------ Records shown
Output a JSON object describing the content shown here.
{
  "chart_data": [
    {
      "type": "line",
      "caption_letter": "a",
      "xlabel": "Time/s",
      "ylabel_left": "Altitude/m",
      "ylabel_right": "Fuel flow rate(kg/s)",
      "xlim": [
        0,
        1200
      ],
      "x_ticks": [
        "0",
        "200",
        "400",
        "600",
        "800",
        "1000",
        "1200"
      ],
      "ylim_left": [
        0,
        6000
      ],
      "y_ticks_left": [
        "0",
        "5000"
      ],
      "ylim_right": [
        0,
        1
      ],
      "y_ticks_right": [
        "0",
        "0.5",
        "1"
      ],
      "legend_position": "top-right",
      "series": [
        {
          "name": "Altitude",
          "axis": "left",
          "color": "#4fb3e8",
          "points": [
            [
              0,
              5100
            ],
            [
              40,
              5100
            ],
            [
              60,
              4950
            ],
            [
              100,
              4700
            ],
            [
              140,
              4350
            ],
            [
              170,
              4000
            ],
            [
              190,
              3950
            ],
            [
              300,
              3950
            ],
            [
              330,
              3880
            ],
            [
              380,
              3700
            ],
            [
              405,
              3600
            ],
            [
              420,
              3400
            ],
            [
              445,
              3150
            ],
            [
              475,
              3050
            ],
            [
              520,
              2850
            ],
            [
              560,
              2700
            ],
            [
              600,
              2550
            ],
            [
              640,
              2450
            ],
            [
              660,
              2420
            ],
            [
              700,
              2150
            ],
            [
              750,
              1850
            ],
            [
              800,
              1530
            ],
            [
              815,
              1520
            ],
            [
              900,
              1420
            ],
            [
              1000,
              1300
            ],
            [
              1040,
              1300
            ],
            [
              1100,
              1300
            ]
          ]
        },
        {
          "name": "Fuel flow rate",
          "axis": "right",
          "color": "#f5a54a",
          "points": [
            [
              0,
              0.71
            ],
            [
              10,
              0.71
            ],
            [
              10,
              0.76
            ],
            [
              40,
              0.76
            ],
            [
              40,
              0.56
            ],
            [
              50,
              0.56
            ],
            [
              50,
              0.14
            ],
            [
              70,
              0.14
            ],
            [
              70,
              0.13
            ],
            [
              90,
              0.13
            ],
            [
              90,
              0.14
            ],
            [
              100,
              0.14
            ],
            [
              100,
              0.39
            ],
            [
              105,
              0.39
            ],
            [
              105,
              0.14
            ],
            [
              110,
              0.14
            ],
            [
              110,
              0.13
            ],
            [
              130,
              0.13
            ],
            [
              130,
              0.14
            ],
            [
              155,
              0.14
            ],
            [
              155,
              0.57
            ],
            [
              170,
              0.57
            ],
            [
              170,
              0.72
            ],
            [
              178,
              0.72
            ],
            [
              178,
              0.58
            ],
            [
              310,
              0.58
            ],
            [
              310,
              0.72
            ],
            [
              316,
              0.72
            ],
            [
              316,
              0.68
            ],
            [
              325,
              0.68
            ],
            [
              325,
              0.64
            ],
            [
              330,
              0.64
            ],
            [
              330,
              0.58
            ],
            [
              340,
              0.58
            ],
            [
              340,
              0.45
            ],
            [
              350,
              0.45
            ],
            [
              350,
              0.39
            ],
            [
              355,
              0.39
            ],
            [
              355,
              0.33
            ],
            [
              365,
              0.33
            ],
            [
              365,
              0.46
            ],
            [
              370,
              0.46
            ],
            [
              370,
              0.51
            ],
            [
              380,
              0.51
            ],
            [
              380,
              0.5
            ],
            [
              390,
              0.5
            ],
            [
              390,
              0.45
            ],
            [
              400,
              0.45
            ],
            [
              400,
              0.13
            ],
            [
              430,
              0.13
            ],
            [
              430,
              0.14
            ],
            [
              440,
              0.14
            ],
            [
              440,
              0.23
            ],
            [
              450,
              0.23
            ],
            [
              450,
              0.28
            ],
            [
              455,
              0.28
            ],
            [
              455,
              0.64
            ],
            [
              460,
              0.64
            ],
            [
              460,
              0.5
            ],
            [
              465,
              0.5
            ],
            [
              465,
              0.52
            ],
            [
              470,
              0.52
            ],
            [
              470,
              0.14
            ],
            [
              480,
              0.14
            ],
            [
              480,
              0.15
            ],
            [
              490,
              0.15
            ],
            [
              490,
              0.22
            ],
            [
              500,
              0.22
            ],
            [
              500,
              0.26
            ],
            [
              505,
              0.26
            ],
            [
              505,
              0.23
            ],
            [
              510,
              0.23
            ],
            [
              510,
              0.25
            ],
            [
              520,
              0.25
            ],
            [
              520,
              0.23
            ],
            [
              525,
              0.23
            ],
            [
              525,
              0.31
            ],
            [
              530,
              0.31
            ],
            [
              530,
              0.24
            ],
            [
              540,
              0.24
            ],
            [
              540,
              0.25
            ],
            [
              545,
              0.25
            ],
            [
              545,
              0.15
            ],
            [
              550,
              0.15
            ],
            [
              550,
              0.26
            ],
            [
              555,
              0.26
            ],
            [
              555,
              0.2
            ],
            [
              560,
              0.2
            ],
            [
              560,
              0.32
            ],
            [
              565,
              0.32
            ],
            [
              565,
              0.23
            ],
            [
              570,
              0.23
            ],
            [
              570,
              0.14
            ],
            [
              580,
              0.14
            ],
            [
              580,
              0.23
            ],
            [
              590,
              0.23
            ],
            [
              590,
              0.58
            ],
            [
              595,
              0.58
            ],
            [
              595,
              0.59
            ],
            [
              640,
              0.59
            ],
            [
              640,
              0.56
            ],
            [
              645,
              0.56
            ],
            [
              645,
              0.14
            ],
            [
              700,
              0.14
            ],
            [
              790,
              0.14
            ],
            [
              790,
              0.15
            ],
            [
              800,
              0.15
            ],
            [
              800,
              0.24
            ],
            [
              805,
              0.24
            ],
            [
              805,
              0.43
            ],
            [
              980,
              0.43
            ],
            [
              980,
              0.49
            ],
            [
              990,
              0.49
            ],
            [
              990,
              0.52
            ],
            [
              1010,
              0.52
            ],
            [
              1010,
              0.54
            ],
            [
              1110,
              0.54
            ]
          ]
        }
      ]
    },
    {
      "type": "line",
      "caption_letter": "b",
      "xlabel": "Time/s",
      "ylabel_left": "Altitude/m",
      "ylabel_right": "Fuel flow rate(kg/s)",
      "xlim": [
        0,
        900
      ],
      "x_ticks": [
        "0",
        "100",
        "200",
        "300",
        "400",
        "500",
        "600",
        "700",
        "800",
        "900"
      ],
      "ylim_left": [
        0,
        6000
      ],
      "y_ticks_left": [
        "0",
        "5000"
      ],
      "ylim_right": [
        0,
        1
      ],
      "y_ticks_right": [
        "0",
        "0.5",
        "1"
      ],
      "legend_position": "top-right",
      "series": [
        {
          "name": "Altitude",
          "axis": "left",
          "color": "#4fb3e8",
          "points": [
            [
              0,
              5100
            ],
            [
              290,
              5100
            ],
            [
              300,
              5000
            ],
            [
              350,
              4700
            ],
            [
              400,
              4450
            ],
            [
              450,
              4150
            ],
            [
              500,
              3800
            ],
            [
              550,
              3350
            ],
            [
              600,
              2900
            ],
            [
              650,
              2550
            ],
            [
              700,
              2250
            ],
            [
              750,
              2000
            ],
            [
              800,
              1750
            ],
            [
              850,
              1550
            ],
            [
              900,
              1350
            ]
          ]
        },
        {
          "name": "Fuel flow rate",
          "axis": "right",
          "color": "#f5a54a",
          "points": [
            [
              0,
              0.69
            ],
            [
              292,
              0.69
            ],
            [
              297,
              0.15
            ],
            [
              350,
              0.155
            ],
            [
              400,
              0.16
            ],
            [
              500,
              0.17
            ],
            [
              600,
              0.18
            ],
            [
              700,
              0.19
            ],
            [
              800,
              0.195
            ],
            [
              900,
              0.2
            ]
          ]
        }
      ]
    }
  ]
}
------------
What is being asked
Write out the records above again, keeping each one identical to the original.

Complete output
Output a JSON object describing the content shown here.
{
  "chart_data": [
    {
      "type": "line",
      "caption_letter": "a",
      "xlabel": "Time/s",
      "ylabel_left": "Altitude/m",
      "ylabel_right": "Fuel flow rate(kg/s)",
      "xlim": [
        0,
        1200
      ],
      "x_ticks": [
        "0",
        "200",
        "400",
        "600",
        "800",
        "1000",
        "1200"
      ],
      "ylim_left": [
        0,
        6000
      ],
      "y_ticks_left": [
        "0",
        "5000"
      ],
      "ylim_right": [
        0,
        1
      ],
      "y_ticks_right": [
        "0",
        "0.5",
        "1"
      ],
      "legend_position": "top-right",
      "series": [
        {
          "name": "Altitude",
          "axis": "left",
          "color": "#4fb3e8",
          "points": [
            [
              0,
              5100
            ],
            [
              40,
              5100
            ],
            [
              60,
              4950
            ],
            [
              100,
              4700
            ],
            [
              140,
              4350
            ],
            [
              170,
              4000
            ],
            [
              190,
              3950
            ],
            [
              300,
              3950
            ],
            [
              330,
              3880
            ],
            [
              380,
              3700
            ],
            [
              405,
              3600
            ],
            [
              420,
              3400
            ],
            [
              445,
              3150
            ],
            [
              475,
              3050
            ],
            [
              520,
              2850
            ],
            [
              560,
              2700
            ],
            [
              600,
              2550
            ],
            [
              640,
              2450
            ],
            [
              660,
              2420
            ],
            [
              700,
              2150
            ],
            [
              750,
              1850
            ],
            [
              800,
              1530
            ],
            [
              815,
              1520
            ],
            [
              900,
              1420
            ],
            [
              1000,
              1300
            ],
            [
              1040,
              1300
            ],
            [
              1100,
              1300
            ]
          ]
        },
        {
          "name": "Fuel flow rate",
          "axis": "right",
          "color": "#f5a54a",
          "points": [
            [
              0,
              0.71
            ],
            [
              10,
              0.71
            ],
            [
              10,
              0.76
            ],
            [
              40,
              0.76
            ],
            [
              40,
              0.56
            ],
            [
              50,
              0.56
            ],
            [
              50,
              0.14
            ],
            [
              70,
              0.14
            ],
            [
              70,
              0.13
            ],
            [
              90,
              0.13
            ],
            [
              90,
              0.14
            ],
            [
              100,
              0.14
            ],
            [
              100,
              0.39
            ],
            [
              105,
              0.39
            ],
            [
              105,
              0.14
            ],
            [
              110,
              0.14
            ],
            [
              110,
              0.13
            ],
            [
              130,
              0.13
            ],
            [
              130,
              0.14
            ],
            [
              155,
              0.14
            ],
            [
              155,
              0.57
            ],
            [
              170,
              0.57
            ],
            [
              170,
              0.72
            ],
            [
              178,
              0.72
            ],
            [
              178,
              0.58
            ],
            [
              310,
              0.58
            ],
            [
              310,
              0.72
            ],
            [
              316,
              0.72
            ],
            [
              316,
              0.68
            ],
            [
              325,
              0.68
            ],
            [
              325,
              0.64
            ],
            [
              330,
              0.64
            ],
            [
              330,
              0.58
            ],
            [
              340,
              0.58
            ],
            [
              340,
              0.45
            ],
            [
              350,
              0.45
            ],
            [
              350,
              0.39
            ],
            [
              355,
              0.39
            ],
            [
              355,
              0.33
            ],
            [
              365,
              0.33
            ],
            [
              365,
              0.46
            ],
            [
              370,
              0.46
            ],
            [
              370,
              0.51
            ],
            [
              380,
              0.51
            ],
            [
              380,
              0.5
            ],
            [
              390,
              0.5
            ],
            [
              390,
              0.45
            ],
            [
              400,
              0.45
            ],
            [
              400,
              0.13
            ],
            [
              430,
              0.13
            ],
            [
              430,
              0.14
            ],
            [
              440,
              0.14
            ],
            [
              440,
              0.23
            ],
            [
              450,
              0.23
            ],
            [
              450,
              0.28
            ],
            [
              455,
              0.28
            ],
            [
              455,
              0.64
            ],
            [
              460,
              0.64
            ],
            [
              460,
              0.5
            ],
            [
              465,
              0.5
            ],
            [
              465,
              0.52
            ],
            [
              470,
              0.52
            ],
            [
              470,
              0.14
            ],
            [
              480,
              0.14
            ],
            [
              480,
              0.15
            ],
            [
              490,
              0.15
            ],
            [
              490,
              0.22
            ],
            [
              500,
              0.22
            ],
            [
              500,
              0.26
            ],
            [
              505,
              0.26
            ],
            [
              505,
              0.23
            ],
            [
              510,
              0.23
            ],
            [
              510,
              0.25
            ],
            [
              520,
              0.25
            ],
            [
              520,
              0.23
            ],
            [
              525,
              0.23
            ],
            [
              525,
              0.31
            ],
            [
              530,
              0.31
            ],
            [
              530,
              0.24
            ],
            [
              540,
              0.24
            ],
            [
              540,
              0.25
            ],
            [
              545,
              0.25
            ],
            [
              545,
              0.15
            ],
            [
              550,
              0.15
            ],
            [
              550,
              0.26
            ],
            [
              555,
              0.26
            ],
            [
              555,
              0.2
            ],
            [
              560,
              0.2
            ],
            [
              560,
              0.32
            ],
            [
              565,
              0.32
            ],
            [
              565,
              0.23
            ],
            [
              570,
              0.23
            ],
            [
              570,
              0.14
            ],
            [
              580,
              0.14
            ],
            [
              580,
              0.23
            ],
            [
              590,
              0.23
            ],
            [
              590,
              0.58
            ],
            [
              595,
              0.58
            ],
            [
              595,
              0.59
            ],
            [
              640,
              0.59
            ],
            [
              640,
              0.56
            ],
            [
              645,
              0.56
            ],
            [
              645,
              0.14
            ],
            [
              700,
              0.14
            ],
            [
              790,
              0.14
            ],
            [
              790,
              0.15
            ],
            [
              800,
              0.15
            ],
            [
              800,
              0.24
            ],
            [
              805,
              0.24
            ],
            [
              805,
              0.43
            ],
            [
              980,
              0.43
            ],
            [
              980,
              0.49
            ],
            [
              990,
              0.49
            ],
            [
              990,
              0.52
            ],
            [
              1010,
              0.52
            ],
            [
              1010,
              0.54
            ],
            [
              1110,
              0.54
            ]
          ]
        }
      ]
    },
    {
      "type": "line",
      "caption_letter": "b",
      "xlabel": "Time/s",
      "ylabel_left": "Altitude/m",
      "ylabel_right": "Fuel flow rate(kg/s)",
      "xlim": [
        0,
        900
      ],
      "x_ticks": [
        "0",
        "100",
        "200",
        "300",
        "400",
        "500",
        "600",
        "700",
        "800",
        "900"
      ],
      "ylim_left": [
        0,
        6000
      ],
      "y_ticks_left": [
        "0",
        "5000"
      ],
      "ylim_right": [
        0,
        1
      ],
      "y_ticks_right": [
        "0",
        "0.5",
        "1"
      ],
      "legend_position": "top-right",
      "series": [
        {
          "name": "Altitude",
          "axis": "left",
          "color": "#4fb3e8",
          "points": [
            [
              0,
              5100
            ],
            [
              290,
              5100
            ],
            [
              300,
              5000
            ],
            [
              350,
              4700
            ],
            [
              400,
              4450
            ],
            [
              450,
              4150
            ],
            [
              500,
              3800
            ],
            [
              550,
              3350
            ],
            [
              600,
              2900
            ],
            [
              650,
              2550
            ],
            [
              700,
              2250
            ],
            [
              750,
              2000
            ],
            [
              800,
              1750
            ],
            [
              850,
              1550
            ],
            [
              900,
              1350
            ]
          ]
        },
        {
          "name": "Fuel flow rate",
          "axis": "right",
          "color": "#f5a54a",
          "points": [
            [
              0,
              0.69
            ],
            [
              292,
              0.69
            ],
            [
              297,
              0.15
            ],
            [
              350,
              0.155
            ],
            [
              400,
              0.16
            ],
            [
              500,
              0.17
            ],
            [
              600,
              0.18
            ],
            [
              700,
              0.19
            ],
            [
              800,
              0.195
            ],
            [
              900,
              0.2
            ]
          ]
        }
      ]
    }
  ]
}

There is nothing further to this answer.